## INSTRUCTION
Count how many lines hold the string "погрузкой", and give only that number.

## RECORDED DATA
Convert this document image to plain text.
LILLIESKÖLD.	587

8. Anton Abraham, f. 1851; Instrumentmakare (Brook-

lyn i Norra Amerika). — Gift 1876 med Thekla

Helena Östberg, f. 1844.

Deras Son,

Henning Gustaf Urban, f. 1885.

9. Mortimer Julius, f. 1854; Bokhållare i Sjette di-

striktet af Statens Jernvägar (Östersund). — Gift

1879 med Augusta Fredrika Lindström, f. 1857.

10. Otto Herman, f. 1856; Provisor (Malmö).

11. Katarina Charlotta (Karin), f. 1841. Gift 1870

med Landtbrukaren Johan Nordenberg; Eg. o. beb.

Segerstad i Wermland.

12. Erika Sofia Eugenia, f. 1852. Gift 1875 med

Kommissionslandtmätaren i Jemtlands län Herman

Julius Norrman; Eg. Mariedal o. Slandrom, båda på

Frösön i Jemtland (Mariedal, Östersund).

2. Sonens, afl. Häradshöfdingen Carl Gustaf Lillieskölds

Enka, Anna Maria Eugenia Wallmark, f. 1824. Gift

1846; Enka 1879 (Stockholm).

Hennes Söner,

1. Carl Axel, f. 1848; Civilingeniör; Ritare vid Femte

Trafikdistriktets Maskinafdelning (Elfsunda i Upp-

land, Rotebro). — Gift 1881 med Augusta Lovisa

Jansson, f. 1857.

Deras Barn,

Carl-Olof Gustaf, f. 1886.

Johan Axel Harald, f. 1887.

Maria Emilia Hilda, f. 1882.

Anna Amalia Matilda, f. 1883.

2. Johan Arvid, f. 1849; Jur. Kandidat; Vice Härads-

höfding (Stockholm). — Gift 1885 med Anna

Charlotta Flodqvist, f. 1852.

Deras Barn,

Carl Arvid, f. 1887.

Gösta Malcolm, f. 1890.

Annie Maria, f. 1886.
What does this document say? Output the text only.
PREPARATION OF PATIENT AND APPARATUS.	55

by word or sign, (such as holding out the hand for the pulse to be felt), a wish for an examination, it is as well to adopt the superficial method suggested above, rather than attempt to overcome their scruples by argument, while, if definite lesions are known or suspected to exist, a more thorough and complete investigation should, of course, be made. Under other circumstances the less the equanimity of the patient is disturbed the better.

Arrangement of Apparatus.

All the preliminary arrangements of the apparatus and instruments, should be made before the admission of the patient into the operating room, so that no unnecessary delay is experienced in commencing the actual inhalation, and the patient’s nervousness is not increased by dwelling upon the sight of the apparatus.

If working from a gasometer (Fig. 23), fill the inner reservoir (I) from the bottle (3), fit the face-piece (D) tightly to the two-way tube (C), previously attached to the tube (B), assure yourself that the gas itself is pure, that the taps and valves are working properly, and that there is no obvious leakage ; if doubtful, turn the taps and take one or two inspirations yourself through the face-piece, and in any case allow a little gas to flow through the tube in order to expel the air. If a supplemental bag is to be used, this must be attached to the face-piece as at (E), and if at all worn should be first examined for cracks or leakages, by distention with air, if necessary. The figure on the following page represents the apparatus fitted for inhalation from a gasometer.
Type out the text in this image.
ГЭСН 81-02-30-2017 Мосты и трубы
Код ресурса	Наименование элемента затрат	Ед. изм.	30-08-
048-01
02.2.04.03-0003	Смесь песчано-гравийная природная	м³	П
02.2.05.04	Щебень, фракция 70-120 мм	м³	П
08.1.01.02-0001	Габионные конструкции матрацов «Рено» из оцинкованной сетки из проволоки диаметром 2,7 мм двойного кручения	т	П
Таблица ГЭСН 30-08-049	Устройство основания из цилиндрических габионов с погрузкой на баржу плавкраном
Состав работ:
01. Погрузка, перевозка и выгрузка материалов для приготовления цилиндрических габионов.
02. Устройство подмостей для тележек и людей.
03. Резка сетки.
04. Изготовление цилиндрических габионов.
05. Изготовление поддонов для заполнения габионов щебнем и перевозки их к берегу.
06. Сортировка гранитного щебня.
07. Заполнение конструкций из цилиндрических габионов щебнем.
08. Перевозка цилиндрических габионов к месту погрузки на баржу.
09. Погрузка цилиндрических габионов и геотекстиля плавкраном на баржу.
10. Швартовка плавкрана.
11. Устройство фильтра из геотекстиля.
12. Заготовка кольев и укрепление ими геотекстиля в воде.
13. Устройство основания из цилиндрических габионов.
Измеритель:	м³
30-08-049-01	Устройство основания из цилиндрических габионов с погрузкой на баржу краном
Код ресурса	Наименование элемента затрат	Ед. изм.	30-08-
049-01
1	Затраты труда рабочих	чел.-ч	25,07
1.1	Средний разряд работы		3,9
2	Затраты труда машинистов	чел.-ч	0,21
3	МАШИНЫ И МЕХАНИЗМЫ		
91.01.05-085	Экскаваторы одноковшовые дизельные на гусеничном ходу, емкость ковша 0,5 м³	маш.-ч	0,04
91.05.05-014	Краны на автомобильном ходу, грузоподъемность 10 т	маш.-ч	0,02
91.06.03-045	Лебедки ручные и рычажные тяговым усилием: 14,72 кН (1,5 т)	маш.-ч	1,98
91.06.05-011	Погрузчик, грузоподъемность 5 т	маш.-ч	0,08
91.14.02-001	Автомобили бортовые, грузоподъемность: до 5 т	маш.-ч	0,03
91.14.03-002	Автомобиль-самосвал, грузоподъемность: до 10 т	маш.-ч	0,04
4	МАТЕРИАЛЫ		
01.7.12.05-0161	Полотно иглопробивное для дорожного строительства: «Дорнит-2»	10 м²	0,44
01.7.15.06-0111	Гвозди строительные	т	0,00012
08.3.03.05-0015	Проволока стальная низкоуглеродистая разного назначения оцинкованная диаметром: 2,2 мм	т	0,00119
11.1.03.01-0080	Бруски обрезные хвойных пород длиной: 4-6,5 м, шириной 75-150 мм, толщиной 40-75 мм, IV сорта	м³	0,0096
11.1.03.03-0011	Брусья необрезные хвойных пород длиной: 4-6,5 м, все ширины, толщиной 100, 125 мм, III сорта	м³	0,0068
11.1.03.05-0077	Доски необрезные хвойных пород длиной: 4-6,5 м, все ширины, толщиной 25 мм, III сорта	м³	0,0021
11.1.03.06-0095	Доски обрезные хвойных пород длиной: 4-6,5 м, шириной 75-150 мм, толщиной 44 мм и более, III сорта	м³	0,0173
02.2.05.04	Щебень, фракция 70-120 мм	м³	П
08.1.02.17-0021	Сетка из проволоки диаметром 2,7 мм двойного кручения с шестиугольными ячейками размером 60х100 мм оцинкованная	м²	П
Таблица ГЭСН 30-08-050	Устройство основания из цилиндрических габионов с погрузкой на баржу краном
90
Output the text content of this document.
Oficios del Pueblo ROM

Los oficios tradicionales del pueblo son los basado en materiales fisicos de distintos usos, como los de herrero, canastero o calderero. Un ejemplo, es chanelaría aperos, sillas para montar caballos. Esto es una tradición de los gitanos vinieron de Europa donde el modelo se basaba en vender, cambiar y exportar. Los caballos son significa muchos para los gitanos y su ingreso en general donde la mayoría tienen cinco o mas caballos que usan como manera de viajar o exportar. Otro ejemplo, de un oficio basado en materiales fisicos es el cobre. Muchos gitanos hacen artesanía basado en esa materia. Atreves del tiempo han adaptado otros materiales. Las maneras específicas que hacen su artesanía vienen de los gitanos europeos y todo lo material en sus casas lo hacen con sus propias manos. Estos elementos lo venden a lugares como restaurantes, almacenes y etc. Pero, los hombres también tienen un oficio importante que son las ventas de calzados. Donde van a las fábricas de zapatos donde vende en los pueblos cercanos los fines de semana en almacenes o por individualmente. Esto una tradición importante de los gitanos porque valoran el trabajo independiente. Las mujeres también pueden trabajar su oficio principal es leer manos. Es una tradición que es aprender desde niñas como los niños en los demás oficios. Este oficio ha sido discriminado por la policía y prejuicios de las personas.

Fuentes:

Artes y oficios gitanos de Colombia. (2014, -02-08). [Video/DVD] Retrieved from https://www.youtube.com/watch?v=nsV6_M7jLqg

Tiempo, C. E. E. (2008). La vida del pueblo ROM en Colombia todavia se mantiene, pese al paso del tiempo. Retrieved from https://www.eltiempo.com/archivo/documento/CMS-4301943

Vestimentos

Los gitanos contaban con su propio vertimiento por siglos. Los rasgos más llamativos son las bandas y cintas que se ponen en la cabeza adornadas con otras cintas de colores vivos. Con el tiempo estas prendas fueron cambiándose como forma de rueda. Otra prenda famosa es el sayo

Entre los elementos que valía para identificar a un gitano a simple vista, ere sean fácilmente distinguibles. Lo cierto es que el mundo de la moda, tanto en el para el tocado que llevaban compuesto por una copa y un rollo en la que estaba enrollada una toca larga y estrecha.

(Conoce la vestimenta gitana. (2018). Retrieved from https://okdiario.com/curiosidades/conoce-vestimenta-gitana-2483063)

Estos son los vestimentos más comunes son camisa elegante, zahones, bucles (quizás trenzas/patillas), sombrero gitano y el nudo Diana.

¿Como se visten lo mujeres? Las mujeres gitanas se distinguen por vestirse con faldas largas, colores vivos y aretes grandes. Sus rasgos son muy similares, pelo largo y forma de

## RESPONSE TO THE EXERCISE
3